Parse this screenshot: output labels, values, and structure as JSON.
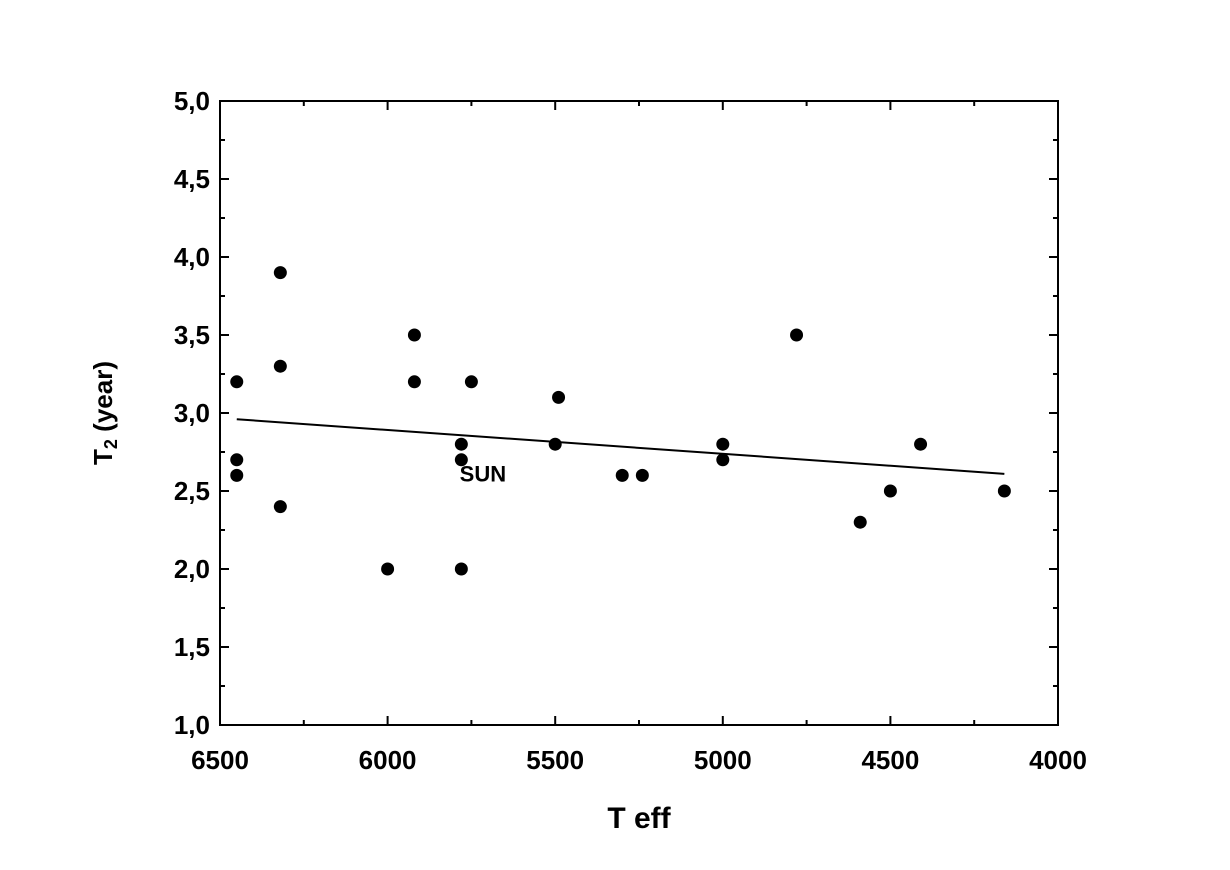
{
  "chart_data": {
    "type": "scatter",
    "xlabel": "T eff",
    "ylabel_main": "T",
    "ylabel_sub": "2",
    "ylabel_rest": " (year)",
    "xlim": [
      6500,
      4000
    ],
    "ylim": [
      1.0,
      5.0
    ],
    "x_reversed": true,
    "grid": false,
    "x_ticks": [
      {
        "value": 6500,
        "label": "6500"
      },
      {
        "value": 6000,
        "label": "6000"
      },
      {
        "value": 5500,
        "label": "5500"
      },
      {
        "value": 5000,
        "label": "5000"
      },
      {
        "value": 4500,
        "label": "4500"
      },
      {
        "value": 4000,
        "label": "4000"
      }
    ],
    "y_ticks": [
      {
        "value": 1.0,
        "label": "1,0"
      },
      {
        "value": 1.5,
        "label": "1,5"
      },
      {
        "value": 2.0,
        "label": "2,0"
      },
      {
        "value": 2.5,
        "label": "2,5"
      },
      {
        "value": 3.0,
        "label": "3,0"
      },
      {
        "value": 3.5,
        "label": "3,5"
      },
      {
        "value": 4.0,
        "label": "4,0"
      },
      {
        "value": 4.5,
        "label": "4,5"
      },
      {
        "value": 5.0,
        "label": "5,0"
      }
    ],
    "points": [
      {
        "x": 6450,
        "y": 3.2
      },
      {
        "x": 6450,
        "y": 2.7
      },
      {
        "x": 6450,
        "y": 2.6
      },
      {
        "x": 6320,
        "y": 3.9
      },
      {
        "x": 6320,
        "y": 3.3
      },
      {
        "x": 6320,
        "y": 2.4
      },
      {
        "x": 6000,
        "y": 2.0
      },
      {
        "x": 5920,
        "y": 3.5
      },
      {
        "x": 5920,
        "y": 3.2
      },
      {
        "x": 5780,
        "y": 2.8
      },
      {
        "x": 5780,
        "y": 2.7
      },
      {
        "x": 5780,
        "y": 2.0
      },
      {
        "x": 5750,
        "y": 3.2
      },
      {
        "x": 5500,
        "y": 2.8
      },
      {
        "x": 5490,
        "y": 3.1
      },
      {
        "x": 5300,
        "y": 2.6
      },
      {
        "x": 5240,
        "y": 2.6
      },
      {
        "x": 5000,
        "y": 2.8
      },
      {
        "x": 5000,
        "y": 2.7
      },
      {
        "x": 4780,
        "y": 3.5
      },
      {
        "x": 4590,
        "y": 2.3
      },
      {
        "x": 4500,
        "y": 2.5
      },
      {
        "x": 4410,
        "y": 2.8
      },
      {
        "x": 4160,
        "y": 2.5
      }
    ],
    "fit_line": {
      "x": [
        6450,
        4160
      ],
      "y": [
        2.96,
        2.61
      ]
    },
    "annotations": [
      {
        "text": "SUN",
        "x": 5785,
        "y": 2.56
      }
    ]
  }
}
=======
▶ **What to work on**
Leave out the pictures and return every record word for word.

▶ **Solved problem**
Parse this screenshot: output labels, values, and structure as JSON.
{
  "chart_data": {
    "type": "scatter",
    "xlabel": "T eff",
    "ylabel_main": "T",
    "ylabel_sub": "2",
    "ylabel_rest": " (year)",
    "xlim": [
      6500,
      4000
    ],
    "ylim": [
      1.0,
      5.0
    ],
    "x_reversed": true,
    "grid": false,
    "x_ticks": [
      {
        "value": 6500,
        "label": "6500"
      },
      {
        "value": 6000,
        "label": "6000"
      },
      {
        "value": 5500,
        "label": "5500"
      },
      {
        "value": 5000,
        "label": "5000"
      },
      {
        "value": 4500,
        "label": "4500"
      },
      {
        "value": 4000,
        "label": "4000"
      }
    ],
    "y_ticks": [
      {
        "value": 1.0,
        "label": "1,0"
      },
      {
        "value": 1.5,
        "label": "1,5"
      },
      {
        "value": 2.0,
        "label": "2,0"
      },
      {
        "value": 2.5,
        "label": "2,5"
      },
      {
        "value": 3.0,
        "label": "3,0"
      },
      {
        "value": 3.5,
        "label": "3,5"
      },
      {
        "value": 4.0,
        "label": "4,0"
      },
      {
        "value": 4.5,
        "label": "4,5"
      },
      {
        "value": 5.0,
        "label": "5,0"
      }
    ],
    "points": [
      {
        "x": 6450,
        "y": 3.2
      },
      {
        "x": 6450,
        "y": 2.7
      },
      {
        "x": 6450,
        "y": 2.6
      },
      {
        "x": 6320,
        "y": 3.9
      },
      {
        "x": 6320,
        "y": 3.3
      },
      {
        "x": 6320,
        "y": 2.4
      },
      {
        "x": 6000,
        "y": 2.0
      },
      {
        "x": 5920,
        "y": 3.5
      },
      {
        "x": 5920,
        "y": 3.2
      },
      {
        "x": 5780,
        "y": 2.8
      },
      {
        "x": 5780,
        "y": 2.7
      },
      {
        "x": 5780,
        "y": 2.0
      },
      {
        "x": 5750,
        "y": 3.2
      },
      {
        "x": 5500,
        "y": 2.8
      },
      {
        "x": 5490,
        "y": 3.1
      },
      {
        "x": 5300,
        "y": 2.6
      },
      {
        "x": 5240,
        "y": 2.6
      },
      {
        "x": 5000,
        "y": 2.8
      },
      {
        "x": 5000,
        "y": 2.7
      },
      {
        "x": 4780,
        "y": 3.5
      },
      {
        "x": 4590,
        "y": 2.3
      },
      {
        "x": 4500,
        "y": 2.5
      },
      {
        "x": 4410,
        "y": 2.8
      },
      {
        "x": 4160,
        "y": 2.5
      }
    ],
    "fit_line": {
      "x": [
        6450,
        4160
      ],
      "y": [
        2.96,
        2.61
      ]
    },
    "annotations": [
      {
        "text": "SUN",
        "x": 5785,
        "y": 2.56
      }
    ]
  }
}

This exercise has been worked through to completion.